-- EXERCISE INSTRUCTIONS --
In the following material, identify every line holding the string "this" and return it.

-- LISTED ENTRIES --
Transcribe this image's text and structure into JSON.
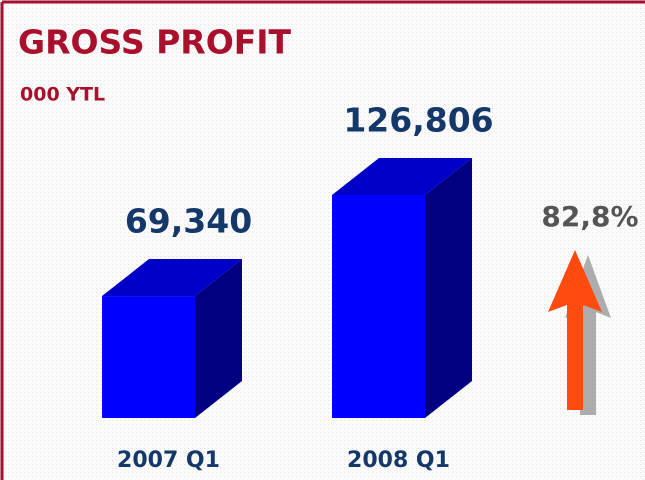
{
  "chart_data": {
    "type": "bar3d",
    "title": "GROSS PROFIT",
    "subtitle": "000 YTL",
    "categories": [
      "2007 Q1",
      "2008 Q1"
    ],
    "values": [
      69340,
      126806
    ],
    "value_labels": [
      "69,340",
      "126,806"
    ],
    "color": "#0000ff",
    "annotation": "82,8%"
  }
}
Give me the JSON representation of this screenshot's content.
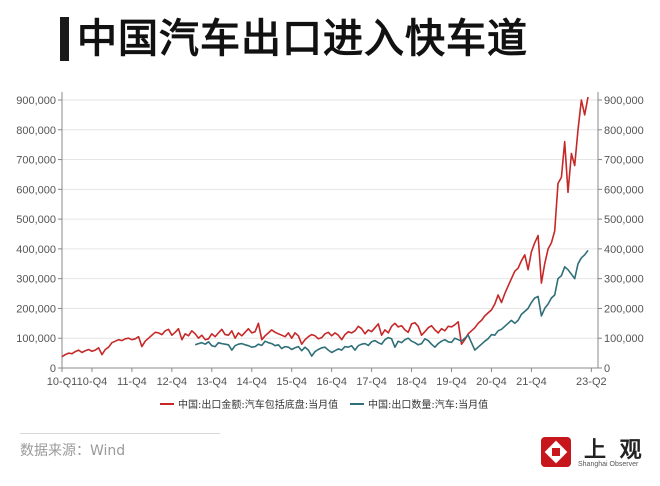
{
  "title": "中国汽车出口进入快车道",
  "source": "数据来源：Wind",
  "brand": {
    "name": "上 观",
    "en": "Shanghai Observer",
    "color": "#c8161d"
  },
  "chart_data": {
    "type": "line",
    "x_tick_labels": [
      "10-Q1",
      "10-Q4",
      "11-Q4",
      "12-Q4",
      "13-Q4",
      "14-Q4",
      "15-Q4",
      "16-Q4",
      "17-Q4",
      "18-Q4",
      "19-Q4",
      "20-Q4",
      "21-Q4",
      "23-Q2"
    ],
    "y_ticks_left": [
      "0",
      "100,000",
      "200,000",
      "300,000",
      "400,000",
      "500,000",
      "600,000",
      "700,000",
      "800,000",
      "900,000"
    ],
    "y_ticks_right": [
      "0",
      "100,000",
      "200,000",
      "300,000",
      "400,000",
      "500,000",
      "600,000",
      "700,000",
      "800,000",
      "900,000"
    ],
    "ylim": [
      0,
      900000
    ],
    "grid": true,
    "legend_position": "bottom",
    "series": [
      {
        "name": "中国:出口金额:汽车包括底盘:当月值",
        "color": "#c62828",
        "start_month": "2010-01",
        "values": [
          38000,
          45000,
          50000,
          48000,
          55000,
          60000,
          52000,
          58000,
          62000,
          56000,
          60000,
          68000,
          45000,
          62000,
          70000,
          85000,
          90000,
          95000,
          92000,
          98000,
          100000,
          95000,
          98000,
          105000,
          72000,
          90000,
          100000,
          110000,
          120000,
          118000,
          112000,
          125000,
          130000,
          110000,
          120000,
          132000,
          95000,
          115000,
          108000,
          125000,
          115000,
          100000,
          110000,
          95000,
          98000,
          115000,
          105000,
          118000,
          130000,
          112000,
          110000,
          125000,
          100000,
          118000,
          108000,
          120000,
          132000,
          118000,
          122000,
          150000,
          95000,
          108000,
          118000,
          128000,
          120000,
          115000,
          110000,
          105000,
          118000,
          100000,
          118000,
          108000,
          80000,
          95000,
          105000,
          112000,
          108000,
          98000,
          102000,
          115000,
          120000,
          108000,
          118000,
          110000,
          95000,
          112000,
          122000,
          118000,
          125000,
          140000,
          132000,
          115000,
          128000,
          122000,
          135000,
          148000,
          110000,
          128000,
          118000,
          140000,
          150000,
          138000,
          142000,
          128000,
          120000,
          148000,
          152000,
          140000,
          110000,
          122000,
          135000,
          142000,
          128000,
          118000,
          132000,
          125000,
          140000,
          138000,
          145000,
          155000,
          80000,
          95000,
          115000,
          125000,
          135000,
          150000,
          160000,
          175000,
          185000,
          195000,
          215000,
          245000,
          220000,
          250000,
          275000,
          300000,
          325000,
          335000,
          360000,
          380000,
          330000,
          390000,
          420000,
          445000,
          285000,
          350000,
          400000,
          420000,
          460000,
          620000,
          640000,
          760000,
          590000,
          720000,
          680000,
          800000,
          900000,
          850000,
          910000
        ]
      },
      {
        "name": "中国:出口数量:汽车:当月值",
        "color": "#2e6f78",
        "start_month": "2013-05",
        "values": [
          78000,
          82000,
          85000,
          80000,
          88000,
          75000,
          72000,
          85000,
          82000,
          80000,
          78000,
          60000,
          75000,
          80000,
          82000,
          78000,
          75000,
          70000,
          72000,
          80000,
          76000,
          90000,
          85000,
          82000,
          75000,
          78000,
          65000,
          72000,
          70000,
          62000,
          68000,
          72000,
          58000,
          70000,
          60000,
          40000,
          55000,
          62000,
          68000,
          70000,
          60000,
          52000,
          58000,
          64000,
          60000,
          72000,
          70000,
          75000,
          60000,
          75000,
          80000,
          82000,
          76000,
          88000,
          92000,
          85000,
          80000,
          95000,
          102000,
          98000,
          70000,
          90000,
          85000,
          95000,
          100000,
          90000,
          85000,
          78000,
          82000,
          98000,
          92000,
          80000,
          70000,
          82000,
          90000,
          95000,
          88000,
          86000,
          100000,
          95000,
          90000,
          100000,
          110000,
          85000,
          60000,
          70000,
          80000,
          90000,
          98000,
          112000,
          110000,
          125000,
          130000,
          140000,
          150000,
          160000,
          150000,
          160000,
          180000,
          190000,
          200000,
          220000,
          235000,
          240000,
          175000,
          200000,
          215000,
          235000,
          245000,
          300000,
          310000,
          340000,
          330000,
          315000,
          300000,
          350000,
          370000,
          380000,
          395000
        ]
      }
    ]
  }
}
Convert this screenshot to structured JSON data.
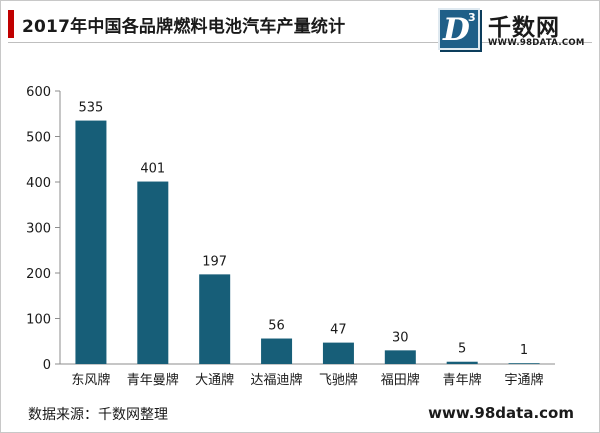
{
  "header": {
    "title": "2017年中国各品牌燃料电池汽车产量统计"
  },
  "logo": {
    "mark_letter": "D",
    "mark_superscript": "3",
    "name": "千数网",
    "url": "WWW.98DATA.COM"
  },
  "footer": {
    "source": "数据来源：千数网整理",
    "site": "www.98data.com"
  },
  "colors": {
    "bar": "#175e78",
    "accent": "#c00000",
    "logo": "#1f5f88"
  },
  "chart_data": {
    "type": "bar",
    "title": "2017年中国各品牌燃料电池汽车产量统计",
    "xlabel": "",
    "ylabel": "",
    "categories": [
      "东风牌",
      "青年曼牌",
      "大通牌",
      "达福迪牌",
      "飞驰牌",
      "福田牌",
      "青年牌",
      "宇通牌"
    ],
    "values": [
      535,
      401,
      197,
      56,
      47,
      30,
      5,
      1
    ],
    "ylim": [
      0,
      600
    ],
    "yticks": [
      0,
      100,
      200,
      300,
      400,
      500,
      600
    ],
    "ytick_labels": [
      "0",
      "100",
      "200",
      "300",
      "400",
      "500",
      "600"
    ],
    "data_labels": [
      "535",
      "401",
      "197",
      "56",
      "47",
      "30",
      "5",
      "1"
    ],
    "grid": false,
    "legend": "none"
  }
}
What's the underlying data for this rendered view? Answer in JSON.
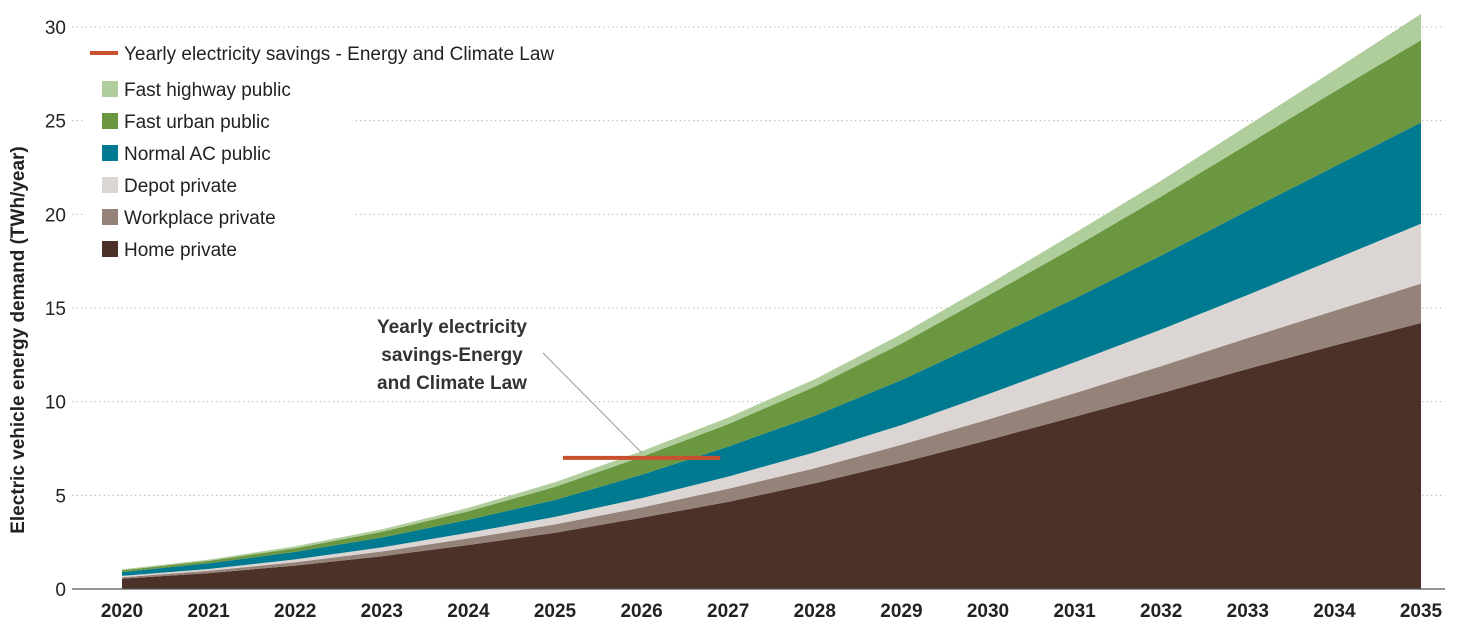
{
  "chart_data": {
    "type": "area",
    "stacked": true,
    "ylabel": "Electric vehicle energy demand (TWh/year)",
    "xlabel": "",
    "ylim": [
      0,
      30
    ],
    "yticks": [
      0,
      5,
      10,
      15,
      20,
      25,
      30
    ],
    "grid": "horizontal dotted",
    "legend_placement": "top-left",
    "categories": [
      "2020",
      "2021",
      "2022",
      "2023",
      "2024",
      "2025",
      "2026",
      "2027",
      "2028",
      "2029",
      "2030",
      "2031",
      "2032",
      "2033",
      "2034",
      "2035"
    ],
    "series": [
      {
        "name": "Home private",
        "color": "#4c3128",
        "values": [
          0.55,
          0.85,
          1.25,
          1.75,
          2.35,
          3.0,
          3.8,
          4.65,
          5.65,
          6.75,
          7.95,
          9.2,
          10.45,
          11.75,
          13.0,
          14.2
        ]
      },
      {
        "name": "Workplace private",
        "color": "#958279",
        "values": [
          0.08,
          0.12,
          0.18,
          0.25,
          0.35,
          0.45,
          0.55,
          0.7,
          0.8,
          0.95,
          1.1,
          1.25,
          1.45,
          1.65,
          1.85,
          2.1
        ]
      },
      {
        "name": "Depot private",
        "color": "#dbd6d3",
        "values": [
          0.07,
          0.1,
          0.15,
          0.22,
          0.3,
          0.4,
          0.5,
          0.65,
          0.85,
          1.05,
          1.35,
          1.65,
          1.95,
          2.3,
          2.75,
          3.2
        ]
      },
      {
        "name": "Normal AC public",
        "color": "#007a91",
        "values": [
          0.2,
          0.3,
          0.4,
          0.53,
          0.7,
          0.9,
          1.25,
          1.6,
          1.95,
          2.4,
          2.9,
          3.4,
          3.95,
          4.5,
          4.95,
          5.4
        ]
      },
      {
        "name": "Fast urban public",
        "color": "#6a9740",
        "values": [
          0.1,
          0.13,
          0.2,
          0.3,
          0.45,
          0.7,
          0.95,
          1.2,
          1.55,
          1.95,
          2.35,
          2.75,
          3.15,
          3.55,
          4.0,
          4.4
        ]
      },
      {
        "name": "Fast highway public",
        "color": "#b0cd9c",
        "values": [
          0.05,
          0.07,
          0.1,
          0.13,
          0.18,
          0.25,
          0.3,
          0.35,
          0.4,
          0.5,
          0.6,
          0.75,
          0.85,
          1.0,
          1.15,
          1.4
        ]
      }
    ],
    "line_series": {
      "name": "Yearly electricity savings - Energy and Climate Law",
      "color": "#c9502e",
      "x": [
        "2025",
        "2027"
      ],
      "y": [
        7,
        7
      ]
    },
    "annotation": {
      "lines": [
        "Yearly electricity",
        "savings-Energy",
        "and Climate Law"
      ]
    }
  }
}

-- RESULT --
Transcribe this image's text and structure into JSON.
Give me the JSON representation of this screenshot's content.
Convert this screenshot to structured JSON data.
What's the underlying data for this rendered view? Answer in JSON.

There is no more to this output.